▶ **Given entries**
++++++++++
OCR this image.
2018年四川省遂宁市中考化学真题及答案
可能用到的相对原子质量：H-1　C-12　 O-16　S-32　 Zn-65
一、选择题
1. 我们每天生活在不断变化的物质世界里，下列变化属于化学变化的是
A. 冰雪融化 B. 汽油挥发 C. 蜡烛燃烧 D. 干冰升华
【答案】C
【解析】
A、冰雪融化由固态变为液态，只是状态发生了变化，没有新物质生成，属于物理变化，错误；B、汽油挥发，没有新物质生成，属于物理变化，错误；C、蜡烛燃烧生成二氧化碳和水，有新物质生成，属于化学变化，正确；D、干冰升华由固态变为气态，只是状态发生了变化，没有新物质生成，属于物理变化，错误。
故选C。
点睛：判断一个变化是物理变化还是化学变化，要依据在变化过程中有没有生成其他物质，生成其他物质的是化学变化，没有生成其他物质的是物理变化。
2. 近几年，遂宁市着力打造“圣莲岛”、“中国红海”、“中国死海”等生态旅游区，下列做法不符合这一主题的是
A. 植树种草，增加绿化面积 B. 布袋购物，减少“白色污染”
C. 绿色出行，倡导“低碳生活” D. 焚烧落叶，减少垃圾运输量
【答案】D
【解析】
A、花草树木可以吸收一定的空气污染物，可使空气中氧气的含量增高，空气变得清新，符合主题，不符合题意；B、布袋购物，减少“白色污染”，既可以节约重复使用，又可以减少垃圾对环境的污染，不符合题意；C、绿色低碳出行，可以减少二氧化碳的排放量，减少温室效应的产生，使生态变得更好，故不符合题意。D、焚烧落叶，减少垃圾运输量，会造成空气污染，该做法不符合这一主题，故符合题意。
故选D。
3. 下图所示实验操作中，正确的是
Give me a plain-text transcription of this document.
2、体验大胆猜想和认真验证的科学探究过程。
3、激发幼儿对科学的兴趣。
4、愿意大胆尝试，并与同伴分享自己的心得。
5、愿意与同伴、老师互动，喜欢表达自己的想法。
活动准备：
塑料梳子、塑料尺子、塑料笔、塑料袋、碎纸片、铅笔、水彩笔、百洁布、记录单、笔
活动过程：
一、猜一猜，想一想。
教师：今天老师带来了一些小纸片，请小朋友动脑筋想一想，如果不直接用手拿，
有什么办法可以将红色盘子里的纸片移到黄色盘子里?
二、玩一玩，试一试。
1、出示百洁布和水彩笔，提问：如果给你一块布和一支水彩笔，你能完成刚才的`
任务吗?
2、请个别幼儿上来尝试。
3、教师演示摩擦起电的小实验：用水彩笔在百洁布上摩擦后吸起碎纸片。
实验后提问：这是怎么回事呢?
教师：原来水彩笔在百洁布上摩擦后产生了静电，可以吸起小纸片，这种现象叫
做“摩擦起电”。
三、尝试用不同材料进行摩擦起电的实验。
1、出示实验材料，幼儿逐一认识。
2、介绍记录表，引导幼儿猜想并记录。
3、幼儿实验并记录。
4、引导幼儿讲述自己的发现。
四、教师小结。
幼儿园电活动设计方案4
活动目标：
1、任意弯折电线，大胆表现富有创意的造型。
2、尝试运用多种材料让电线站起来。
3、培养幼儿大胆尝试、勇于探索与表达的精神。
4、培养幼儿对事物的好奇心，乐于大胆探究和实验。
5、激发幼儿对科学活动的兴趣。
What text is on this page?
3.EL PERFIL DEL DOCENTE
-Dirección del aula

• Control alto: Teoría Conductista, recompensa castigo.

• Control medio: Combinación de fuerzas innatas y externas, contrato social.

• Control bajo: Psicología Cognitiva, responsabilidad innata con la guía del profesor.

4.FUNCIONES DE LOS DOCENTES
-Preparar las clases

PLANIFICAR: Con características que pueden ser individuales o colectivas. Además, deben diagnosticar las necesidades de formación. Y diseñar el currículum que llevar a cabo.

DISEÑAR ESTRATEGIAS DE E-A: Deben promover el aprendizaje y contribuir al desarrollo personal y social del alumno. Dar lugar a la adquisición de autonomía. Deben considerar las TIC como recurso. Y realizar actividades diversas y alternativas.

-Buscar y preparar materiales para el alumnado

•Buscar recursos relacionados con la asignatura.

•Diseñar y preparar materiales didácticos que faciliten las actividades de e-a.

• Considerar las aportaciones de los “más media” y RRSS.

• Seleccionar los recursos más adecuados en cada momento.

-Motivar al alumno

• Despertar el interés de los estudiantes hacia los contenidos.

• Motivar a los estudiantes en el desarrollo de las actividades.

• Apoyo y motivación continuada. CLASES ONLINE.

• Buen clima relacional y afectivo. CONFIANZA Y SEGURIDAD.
++++++++++
▶ **Problem**
Repeat back the data above, exact to the last character.

▶ **Exercise response**
OCR this image.
2018年四川省遂宁市中考化学真题及答案
可能用到的相对原子质量：H-1　C-12　 O-16　S-32　 Zn-65
一、选择题
1. 我们每天生活在不断变化的物质世界里，下列变化属于化学变化的是
A. 冰雪融化 B. 汽油挥发 C. 蜡烛燃烧 D. 干冰升华
【答案】C
【解析】
A、冰雪融化由固态变为液态，只是状态发生了变化，没有新物质生成，属于物理变化，错误；B、汽油挥发，没有新物质生成，属于物理变化，错误；C、蜡烛燃烧生成二氧化碳和水，有新物质生成，属于化学变化，正确；D、干冰升华由固态变为气态，只是状态发生了变化，没有新物质生成，属于物理变化，错误。
故选C。
点睛：判断一个变化是物理变化还是化学变化，要依据在变化过程中有没有生成其他物质，生成其他物质的是化学变化，没有生成其他物质的是物理变化。
2. 近几年，遂宁市着力打造“圣莲岛”、“中国红海”、“中国死海”等生态旅游区，下列做法不符合这一主题的是
A. 植树种草，增加绿化面积 B. 布袋购物，减少“白色污染”
C. 绿色出行，倡导“低碳生活” D. 焚烧落叶，减少垃圾运输量
【答案】D
【解析】
A、花草树木可以吸收一定的空气污染物，可使空气中氧气的含量增高，空气变得清新，符合主题，不符合题意；B、布袋购物，减少“白色污染”，既可以节约重复使用，又可以减少垃圾对环境的污染，不符合题意；C、绿色低碳出行，可以减少二氧化碳的排放量，减少温室效应的产生，使生态变得更好，故不符合题意。D、焚烧落叶，减少垃圾运输量，会造成空气污染，该做法不符合这一主题，故符合题意。
故选D。
3. 下图所示实验操作中，正确的是
Give me a plain-text transcription of this document.
2、体验大胆猜想和认真验证的科学探究过程。
3、激发幼儿对科学的兴趣。
4、愿意大胆尝试，并与同伴分享自己的心得。
5、愿意与同伴、老师互动，喜欢表达自己的想法。
活动准备：
塑料梳子、塑料尺子、塑料笔、塑料袋、碎纸片、铅笔、水彩笔、百洁布、记录单、笔
活动过程：
一、猜一猜，想一想。
教师：今天老师带来了一些小纸片，请小朋友动脑筋想一想，如果不直接用手拿，
有什么办法可以将红色盘子里的纸片移到黄色盘子里?
二、玩一玩，试一试。
1、出示百洁布和水彩笔，提问：如果给你一块布和一支水彩笔，你能完成刚才的`
任务吗?
2、请个别幼儿上来尝试。
3、教师演示摩擦起电的小实验：用水彩笔在百洁布上摩擦后吸起碎纸片。
实验后提问：这是怎么回事呢?
教师：原来水彩笔在百洁布上摩擦后产生了静电，可以吸起小纸片，这种现象叫
做“摩擦起电”。
三、尝试用不同材料进行摩擦起电的实验。
1、出示实验材料，幼儿逐一认识。
2、介绍记录表，引导幼儿猜想并记录。
3、幼儿实验并记录。
4、引导幼儿讲述自己的发现。
四、教师小结。
幼儿园电活动设计方案4
活动目标：
1、任意弯折电线，大胆表现富有创意的造型。
2、尝试运用多种材料让电线站起来。
3、培养幼儿大胆尝试、勇于探索与表达的精神。
4、培养幼儿对事物的好奇心，乐于大胆探究和实验。
5、激发幼儿对科学活动的兴趣。
What text is on this page?
3.EL PERFIL DEL DOCENTE
-Dirección del aula

• Control alto: Teoría Conductista, recompensa castigo.

• Control medio: Combinación de fuerzas innatas y externas, contrato social.

• Control bajo: Psicología Cognitiva, responsabilidad innata con la guía del profesor.

4.FUNCIONES DE LOS DOCENTES
-Preparar las clases

PLANIFICAR: Con características que pueden ser individuales o colectivas. Además, deben diagnosticar las necesidades de formación. Y diseñar el currículum que llevar a cabo.

DISEÑAR ESTRATEGIAS DE E-A: Deben promover el aprendizaje y contribuir al desarrollo personal y social del alumno. Dar lugar a la adquisición de autonomía. Deben considerar las TIC como recurso. Y realizar actividades diversas y alternativas.

-Buscar y preparar materiales para el alumnado

•Buscar recursos relacionados con la asignatura.

•Diseñar y preparar materiales didácticos que faciliten las actividades de e-a.

• Considerar las aportaciones de los “más media” y RRSS.

• Seleccionar los recursos más adecuados en cada momento.

-Motivar al alumno

• Despertar el interés de los estudiantes hacia los contenidos.

• Motivar a los estudiantes en el desarrollo de las actividades.

• Apoyo y motivación continuada. CLASES ONLINE.

• Buen clima relacional y afectivo. CONFIANZA Y SEGURIDAD.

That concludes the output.